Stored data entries
▶

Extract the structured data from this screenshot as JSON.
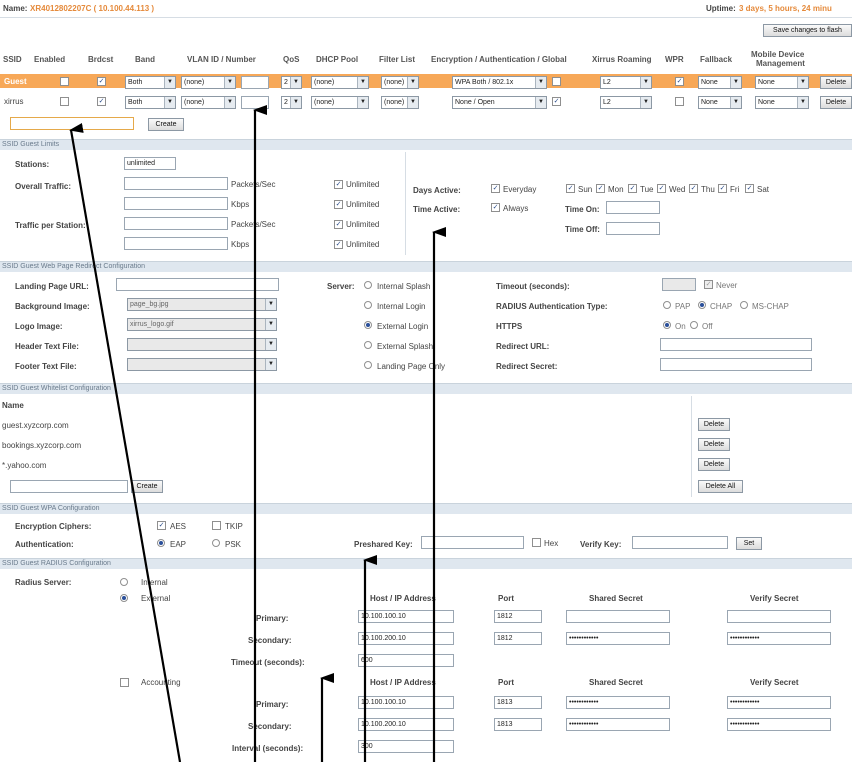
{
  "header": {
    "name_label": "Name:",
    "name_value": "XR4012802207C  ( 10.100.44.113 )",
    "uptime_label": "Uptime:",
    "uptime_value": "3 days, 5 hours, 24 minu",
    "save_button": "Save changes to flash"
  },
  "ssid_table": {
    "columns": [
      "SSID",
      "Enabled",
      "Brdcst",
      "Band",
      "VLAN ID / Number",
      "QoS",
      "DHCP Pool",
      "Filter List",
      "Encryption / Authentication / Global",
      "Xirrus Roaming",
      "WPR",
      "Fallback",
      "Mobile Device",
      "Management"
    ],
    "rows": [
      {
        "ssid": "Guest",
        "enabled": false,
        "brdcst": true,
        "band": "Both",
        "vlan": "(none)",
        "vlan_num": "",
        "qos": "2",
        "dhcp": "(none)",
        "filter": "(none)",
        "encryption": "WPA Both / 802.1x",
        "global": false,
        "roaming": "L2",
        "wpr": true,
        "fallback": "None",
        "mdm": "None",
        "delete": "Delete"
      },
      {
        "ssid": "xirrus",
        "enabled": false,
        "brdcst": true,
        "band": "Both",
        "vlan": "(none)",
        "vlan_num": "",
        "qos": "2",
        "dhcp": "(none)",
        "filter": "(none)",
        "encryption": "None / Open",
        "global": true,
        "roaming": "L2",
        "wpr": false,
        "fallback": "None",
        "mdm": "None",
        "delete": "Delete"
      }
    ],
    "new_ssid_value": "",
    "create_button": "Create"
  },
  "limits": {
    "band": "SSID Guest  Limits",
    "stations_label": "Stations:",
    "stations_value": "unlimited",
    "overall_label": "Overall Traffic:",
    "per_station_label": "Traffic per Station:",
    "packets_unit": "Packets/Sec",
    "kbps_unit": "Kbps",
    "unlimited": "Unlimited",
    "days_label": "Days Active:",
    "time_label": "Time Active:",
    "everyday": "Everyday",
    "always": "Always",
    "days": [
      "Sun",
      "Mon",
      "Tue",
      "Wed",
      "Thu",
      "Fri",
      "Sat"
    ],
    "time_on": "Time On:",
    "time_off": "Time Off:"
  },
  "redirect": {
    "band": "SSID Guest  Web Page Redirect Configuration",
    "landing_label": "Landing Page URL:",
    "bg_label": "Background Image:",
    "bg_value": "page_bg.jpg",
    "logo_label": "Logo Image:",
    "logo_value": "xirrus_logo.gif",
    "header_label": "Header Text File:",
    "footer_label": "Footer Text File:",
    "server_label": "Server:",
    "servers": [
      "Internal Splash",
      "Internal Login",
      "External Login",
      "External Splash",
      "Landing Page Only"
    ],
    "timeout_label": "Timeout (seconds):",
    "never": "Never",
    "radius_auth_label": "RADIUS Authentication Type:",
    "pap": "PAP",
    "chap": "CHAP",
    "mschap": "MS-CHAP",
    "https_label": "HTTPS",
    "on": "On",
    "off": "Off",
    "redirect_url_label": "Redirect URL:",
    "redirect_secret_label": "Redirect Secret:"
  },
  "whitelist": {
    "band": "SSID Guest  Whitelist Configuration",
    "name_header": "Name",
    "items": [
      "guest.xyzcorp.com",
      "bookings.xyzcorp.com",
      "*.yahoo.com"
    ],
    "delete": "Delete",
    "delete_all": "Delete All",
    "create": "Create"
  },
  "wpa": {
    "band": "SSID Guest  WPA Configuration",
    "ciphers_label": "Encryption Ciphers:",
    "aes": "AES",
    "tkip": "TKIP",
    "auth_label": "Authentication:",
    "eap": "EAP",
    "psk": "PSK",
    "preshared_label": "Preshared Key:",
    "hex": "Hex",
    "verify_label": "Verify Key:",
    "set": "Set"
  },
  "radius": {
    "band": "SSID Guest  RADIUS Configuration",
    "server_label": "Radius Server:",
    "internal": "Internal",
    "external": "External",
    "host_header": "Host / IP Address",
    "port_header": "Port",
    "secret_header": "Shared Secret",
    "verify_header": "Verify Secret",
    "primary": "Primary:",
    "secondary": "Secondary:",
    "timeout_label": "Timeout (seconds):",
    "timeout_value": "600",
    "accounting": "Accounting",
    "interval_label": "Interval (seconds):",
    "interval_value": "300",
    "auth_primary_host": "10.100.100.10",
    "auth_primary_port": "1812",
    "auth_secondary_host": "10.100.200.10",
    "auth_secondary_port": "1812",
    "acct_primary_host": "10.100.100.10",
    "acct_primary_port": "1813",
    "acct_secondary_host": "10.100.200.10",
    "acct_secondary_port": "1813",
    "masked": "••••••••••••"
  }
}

◀
▶

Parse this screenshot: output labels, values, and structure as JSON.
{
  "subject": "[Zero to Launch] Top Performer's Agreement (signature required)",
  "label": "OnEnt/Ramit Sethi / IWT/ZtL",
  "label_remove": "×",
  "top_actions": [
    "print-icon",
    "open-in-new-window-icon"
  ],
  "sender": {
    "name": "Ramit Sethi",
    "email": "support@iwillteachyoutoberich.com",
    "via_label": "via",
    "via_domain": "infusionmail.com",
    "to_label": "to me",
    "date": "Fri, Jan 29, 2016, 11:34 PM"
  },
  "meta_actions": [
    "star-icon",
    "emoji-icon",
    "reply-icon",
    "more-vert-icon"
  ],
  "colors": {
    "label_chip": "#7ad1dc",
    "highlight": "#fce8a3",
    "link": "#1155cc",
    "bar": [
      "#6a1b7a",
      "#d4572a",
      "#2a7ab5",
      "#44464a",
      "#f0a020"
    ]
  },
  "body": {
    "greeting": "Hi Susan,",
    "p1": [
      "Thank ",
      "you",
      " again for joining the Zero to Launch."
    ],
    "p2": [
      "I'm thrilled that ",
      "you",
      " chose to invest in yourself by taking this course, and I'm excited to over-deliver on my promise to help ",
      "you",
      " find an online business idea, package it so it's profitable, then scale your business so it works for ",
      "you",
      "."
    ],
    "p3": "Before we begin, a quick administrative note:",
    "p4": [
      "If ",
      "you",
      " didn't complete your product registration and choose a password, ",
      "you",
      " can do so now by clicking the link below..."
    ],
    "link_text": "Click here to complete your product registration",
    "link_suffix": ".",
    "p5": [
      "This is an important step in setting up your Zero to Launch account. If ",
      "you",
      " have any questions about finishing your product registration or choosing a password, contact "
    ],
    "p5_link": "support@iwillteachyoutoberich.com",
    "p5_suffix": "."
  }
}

◀

# [Required work]
Wherever the string "Configuration" appears in the entries above, list that line.

# [Reply]
    "band": "SSID Guest  Web Page Redirect Configuration",
    "band": "SSID Guest  Whitelist Configuration",
    "band": "SSID Guest  WPA Configuration",
    "band": "SSID Guest  RADIUS Configuration",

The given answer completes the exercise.